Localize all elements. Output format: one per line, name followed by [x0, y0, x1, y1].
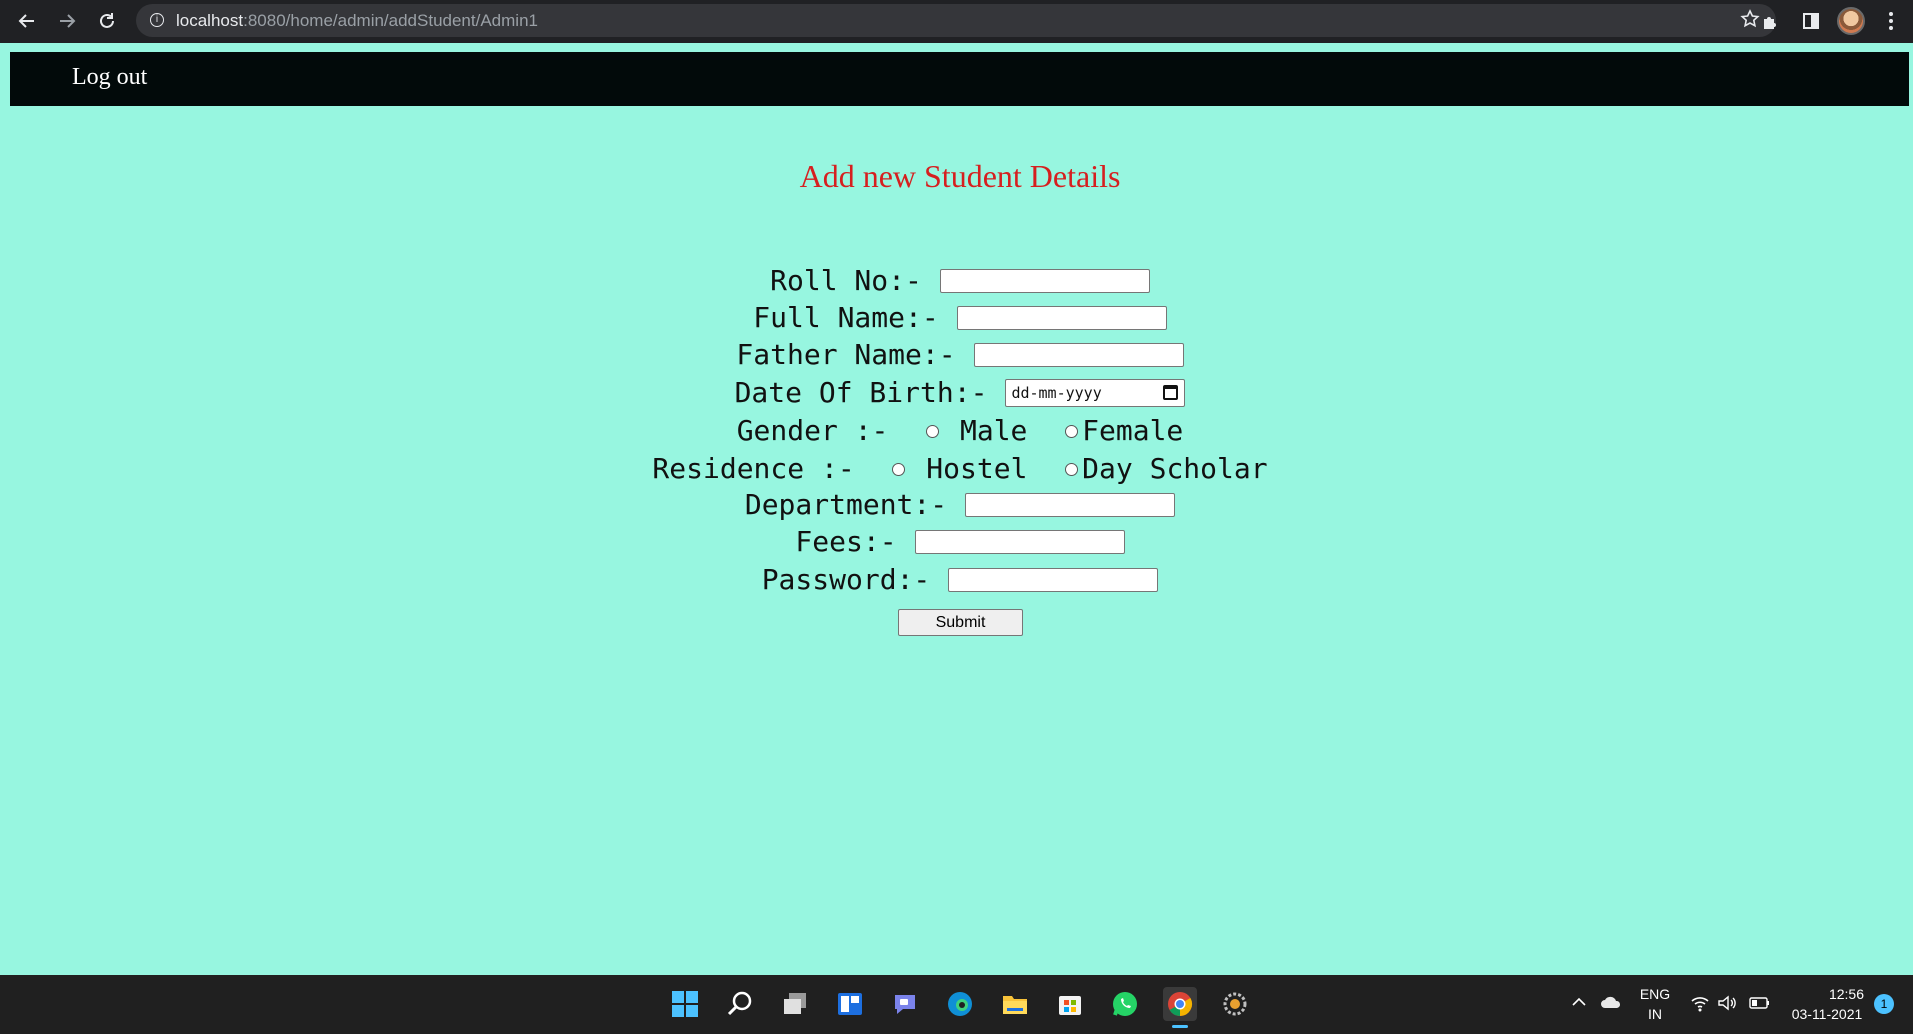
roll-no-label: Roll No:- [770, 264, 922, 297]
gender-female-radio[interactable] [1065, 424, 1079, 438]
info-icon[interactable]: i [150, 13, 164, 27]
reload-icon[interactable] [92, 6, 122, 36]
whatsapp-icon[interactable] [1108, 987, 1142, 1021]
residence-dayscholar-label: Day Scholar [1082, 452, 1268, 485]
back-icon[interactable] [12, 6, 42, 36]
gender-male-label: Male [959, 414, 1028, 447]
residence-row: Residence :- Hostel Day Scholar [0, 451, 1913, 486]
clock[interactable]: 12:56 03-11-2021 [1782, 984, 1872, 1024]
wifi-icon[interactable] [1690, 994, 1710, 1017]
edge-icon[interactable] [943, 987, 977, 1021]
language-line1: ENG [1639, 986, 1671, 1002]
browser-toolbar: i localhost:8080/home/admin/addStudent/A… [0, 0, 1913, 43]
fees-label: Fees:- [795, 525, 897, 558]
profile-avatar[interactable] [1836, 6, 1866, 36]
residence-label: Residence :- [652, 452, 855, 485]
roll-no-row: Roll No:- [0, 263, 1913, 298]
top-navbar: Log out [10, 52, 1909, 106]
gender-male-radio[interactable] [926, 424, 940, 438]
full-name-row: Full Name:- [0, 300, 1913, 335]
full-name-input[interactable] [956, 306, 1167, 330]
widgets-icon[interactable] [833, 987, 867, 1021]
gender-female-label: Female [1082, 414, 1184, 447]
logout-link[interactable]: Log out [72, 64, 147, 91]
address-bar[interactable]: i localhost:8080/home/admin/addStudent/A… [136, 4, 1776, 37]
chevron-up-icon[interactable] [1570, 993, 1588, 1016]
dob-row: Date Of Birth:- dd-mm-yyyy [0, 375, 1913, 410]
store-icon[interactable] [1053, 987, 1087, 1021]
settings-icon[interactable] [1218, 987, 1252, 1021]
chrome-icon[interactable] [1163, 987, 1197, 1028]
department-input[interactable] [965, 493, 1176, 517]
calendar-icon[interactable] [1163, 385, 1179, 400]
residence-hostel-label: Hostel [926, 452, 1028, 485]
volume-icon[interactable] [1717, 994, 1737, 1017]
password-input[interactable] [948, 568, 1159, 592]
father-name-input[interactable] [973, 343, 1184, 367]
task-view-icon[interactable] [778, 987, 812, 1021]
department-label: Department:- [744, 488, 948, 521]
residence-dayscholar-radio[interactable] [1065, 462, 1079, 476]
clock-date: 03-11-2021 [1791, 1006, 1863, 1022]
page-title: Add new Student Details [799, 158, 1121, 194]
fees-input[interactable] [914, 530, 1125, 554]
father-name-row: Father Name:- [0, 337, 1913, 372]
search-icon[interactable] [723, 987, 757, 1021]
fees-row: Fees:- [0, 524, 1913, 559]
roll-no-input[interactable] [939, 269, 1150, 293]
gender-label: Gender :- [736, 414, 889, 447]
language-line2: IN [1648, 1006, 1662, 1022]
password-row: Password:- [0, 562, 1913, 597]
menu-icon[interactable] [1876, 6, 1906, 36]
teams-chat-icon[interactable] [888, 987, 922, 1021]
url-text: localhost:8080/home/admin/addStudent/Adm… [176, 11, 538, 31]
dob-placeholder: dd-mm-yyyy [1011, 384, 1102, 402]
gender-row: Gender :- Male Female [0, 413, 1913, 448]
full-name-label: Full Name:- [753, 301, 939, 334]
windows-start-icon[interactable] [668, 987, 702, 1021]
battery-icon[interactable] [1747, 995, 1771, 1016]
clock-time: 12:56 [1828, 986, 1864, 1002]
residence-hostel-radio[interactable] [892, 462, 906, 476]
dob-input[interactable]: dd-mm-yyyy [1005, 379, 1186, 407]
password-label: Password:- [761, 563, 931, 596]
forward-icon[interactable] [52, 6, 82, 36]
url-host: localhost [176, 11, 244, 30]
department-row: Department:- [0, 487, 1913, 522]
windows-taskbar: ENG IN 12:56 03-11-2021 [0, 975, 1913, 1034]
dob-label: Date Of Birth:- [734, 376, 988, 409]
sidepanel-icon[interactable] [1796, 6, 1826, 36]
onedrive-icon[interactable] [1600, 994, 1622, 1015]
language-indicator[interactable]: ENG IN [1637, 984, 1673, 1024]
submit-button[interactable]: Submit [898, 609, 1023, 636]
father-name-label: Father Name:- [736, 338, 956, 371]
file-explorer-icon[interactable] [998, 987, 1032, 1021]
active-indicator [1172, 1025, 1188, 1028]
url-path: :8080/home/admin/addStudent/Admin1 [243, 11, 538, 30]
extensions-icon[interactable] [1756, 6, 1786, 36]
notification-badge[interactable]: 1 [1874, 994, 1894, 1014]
--
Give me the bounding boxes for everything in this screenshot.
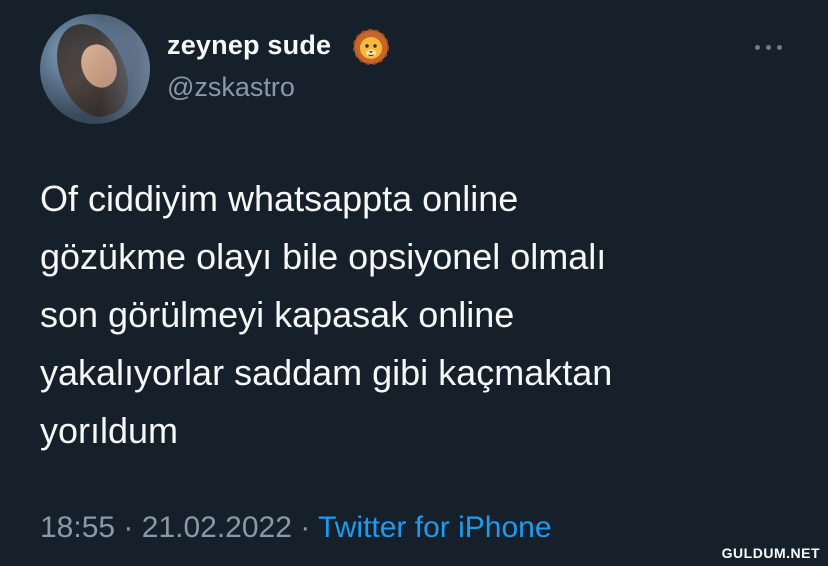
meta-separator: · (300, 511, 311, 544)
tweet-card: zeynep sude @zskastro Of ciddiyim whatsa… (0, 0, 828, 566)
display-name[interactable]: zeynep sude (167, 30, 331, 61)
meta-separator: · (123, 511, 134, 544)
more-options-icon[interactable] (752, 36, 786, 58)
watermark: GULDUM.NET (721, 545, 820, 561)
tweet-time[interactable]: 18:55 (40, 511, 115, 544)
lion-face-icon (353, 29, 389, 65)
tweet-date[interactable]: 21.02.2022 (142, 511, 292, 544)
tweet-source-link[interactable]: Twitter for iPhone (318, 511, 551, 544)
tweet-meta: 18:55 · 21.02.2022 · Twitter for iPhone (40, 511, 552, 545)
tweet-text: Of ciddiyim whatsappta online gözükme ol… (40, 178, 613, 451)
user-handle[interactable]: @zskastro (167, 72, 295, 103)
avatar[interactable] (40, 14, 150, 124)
--
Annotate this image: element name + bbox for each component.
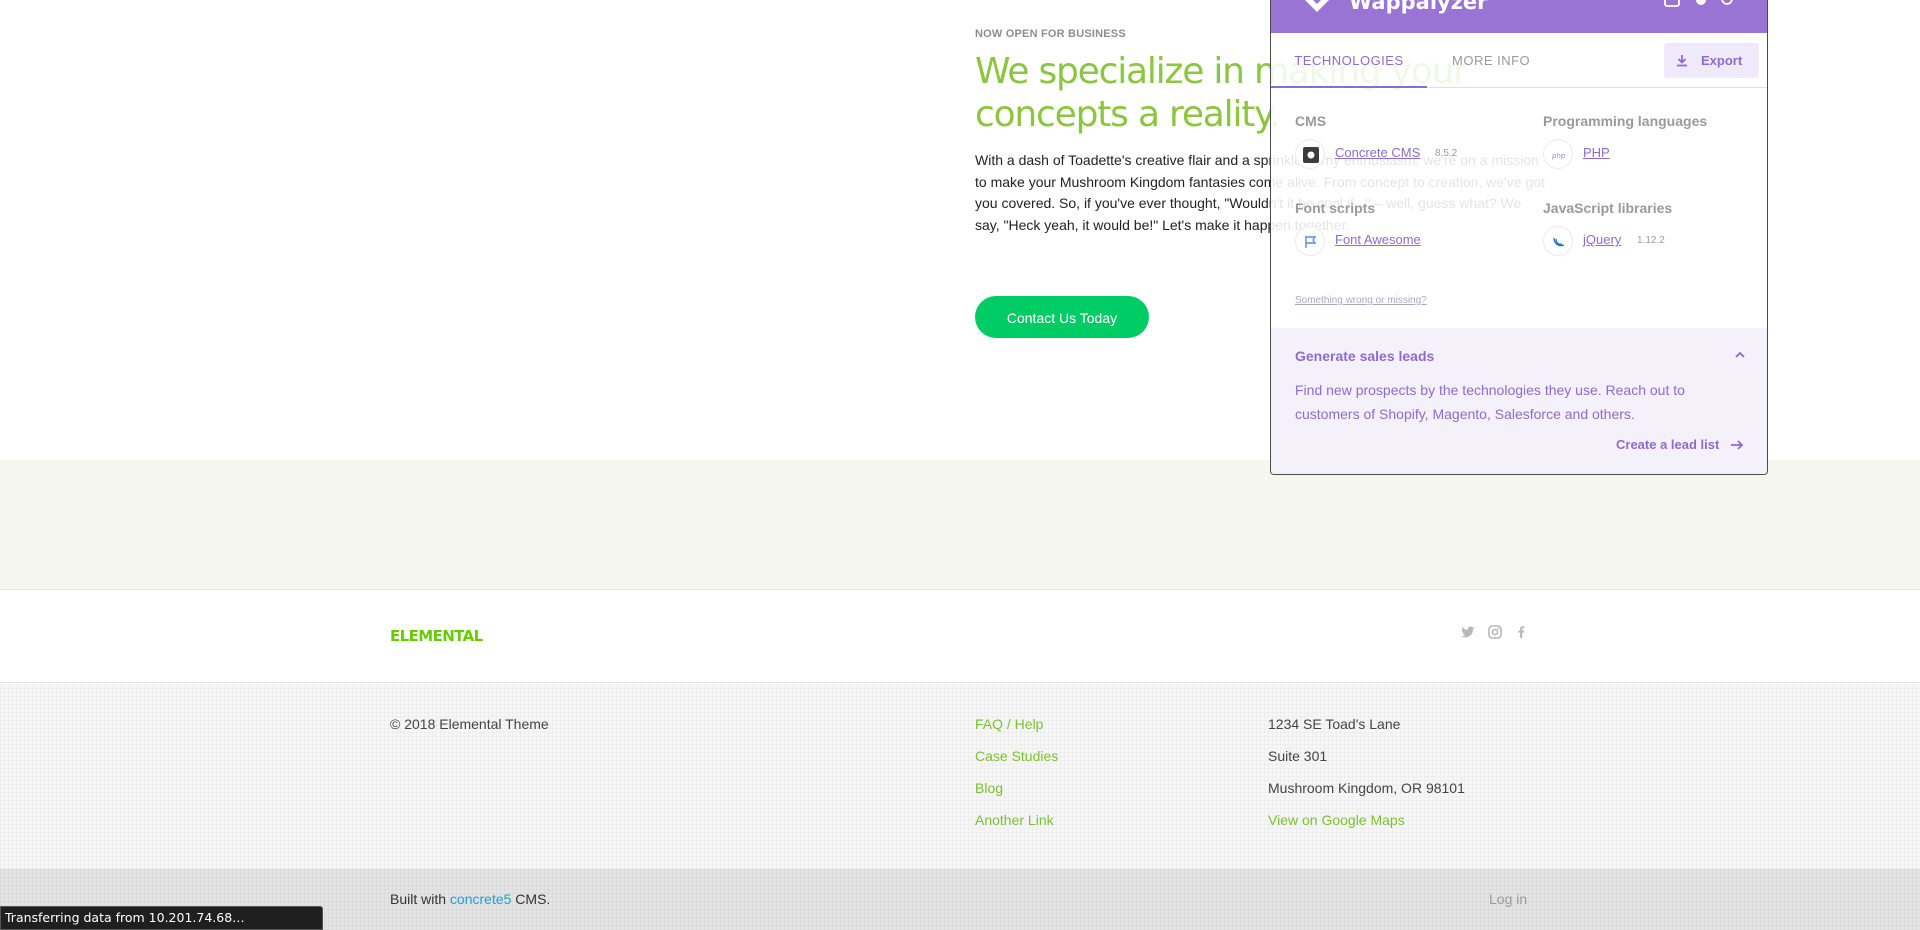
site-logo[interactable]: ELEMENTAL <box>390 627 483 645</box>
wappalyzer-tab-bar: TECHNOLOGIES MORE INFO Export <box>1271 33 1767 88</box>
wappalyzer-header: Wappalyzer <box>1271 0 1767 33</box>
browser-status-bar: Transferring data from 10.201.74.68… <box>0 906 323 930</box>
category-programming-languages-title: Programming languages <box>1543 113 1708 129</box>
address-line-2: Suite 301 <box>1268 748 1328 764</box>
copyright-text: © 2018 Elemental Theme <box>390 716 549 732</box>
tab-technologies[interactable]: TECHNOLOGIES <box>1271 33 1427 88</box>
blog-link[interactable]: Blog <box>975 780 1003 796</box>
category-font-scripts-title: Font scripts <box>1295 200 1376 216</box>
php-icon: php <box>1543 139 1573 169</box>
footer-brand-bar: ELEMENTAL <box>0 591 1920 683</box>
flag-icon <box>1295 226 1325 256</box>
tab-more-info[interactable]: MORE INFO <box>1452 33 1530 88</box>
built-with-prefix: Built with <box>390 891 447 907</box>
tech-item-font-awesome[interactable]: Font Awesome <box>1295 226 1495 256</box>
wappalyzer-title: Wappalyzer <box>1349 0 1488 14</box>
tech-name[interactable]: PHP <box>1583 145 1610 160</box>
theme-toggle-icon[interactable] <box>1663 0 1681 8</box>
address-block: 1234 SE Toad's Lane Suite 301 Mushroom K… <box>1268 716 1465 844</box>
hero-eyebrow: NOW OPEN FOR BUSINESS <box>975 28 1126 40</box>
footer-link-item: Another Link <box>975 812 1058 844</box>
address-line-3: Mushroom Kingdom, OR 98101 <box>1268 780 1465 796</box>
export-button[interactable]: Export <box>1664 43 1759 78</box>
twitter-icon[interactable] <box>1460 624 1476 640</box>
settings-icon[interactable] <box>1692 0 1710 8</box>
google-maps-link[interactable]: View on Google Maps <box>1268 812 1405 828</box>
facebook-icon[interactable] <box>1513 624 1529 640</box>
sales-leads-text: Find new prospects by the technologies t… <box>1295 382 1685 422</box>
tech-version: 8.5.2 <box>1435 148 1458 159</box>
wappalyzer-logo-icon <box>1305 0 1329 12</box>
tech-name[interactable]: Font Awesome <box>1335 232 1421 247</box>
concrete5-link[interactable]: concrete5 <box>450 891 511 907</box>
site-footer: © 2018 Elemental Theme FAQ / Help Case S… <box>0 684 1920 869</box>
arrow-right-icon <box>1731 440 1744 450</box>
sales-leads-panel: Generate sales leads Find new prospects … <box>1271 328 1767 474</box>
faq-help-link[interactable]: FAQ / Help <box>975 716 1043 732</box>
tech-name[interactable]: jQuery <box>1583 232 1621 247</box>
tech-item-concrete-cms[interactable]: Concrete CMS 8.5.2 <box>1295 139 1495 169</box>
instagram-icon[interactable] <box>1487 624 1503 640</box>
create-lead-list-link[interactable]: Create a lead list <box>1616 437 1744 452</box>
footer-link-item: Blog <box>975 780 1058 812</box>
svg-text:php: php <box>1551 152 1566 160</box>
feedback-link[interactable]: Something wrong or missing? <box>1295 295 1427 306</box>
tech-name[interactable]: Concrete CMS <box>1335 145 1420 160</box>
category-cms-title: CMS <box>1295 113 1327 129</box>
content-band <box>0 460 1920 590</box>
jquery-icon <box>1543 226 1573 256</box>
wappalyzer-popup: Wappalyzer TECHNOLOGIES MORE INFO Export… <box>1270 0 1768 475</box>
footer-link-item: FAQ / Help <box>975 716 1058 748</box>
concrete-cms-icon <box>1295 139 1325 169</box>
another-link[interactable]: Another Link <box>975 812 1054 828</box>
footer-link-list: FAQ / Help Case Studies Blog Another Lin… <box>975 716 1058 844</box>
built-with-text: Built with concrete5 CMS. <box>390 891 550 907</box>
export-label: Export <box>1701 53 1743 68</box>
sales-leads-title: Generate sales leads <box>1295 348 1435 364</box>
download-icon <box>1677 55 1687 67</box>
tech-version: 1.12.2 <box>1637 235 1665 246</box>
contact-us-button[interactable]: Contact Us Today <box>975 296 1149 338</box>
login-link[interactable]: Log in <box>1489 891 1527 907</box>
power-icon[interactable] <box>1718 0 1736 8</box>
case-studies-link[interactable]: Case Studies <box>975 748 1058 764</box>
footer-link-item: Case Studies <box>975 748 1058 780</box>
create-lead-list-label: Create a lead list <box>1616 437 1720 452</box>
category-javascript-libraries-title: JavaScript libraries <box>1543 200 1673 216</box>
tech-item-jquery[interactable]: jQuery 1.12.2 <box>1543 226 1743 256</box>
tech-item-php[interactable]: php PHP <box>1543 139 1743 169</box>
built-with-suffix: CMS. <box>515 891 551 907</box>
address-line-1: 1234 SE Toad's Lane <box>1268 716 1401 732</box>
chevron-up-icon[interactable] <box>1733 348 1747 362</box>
--
- **Requirements**:
Retype the lines exactly, starting with the line that contains "site-logo[interactable]: ELEMENTAL <box>390" and going on through the line that contains "browser-status-bar: Transferring data".

- **Response to this task**:
site-logo[interactable]: ELEMENTAL <box>390 627 483 645</box>
wappalyzer-tab-bar: TECHNOLOGIES MORE INFO Export <box>1271 33 1767 88</box>
wappalyzer-header: Wappalyzer <box>1271 0 1767 33</box>
browser-status-bar: Transferring data from 10.201.74.68… <box>0 906 323 930</box>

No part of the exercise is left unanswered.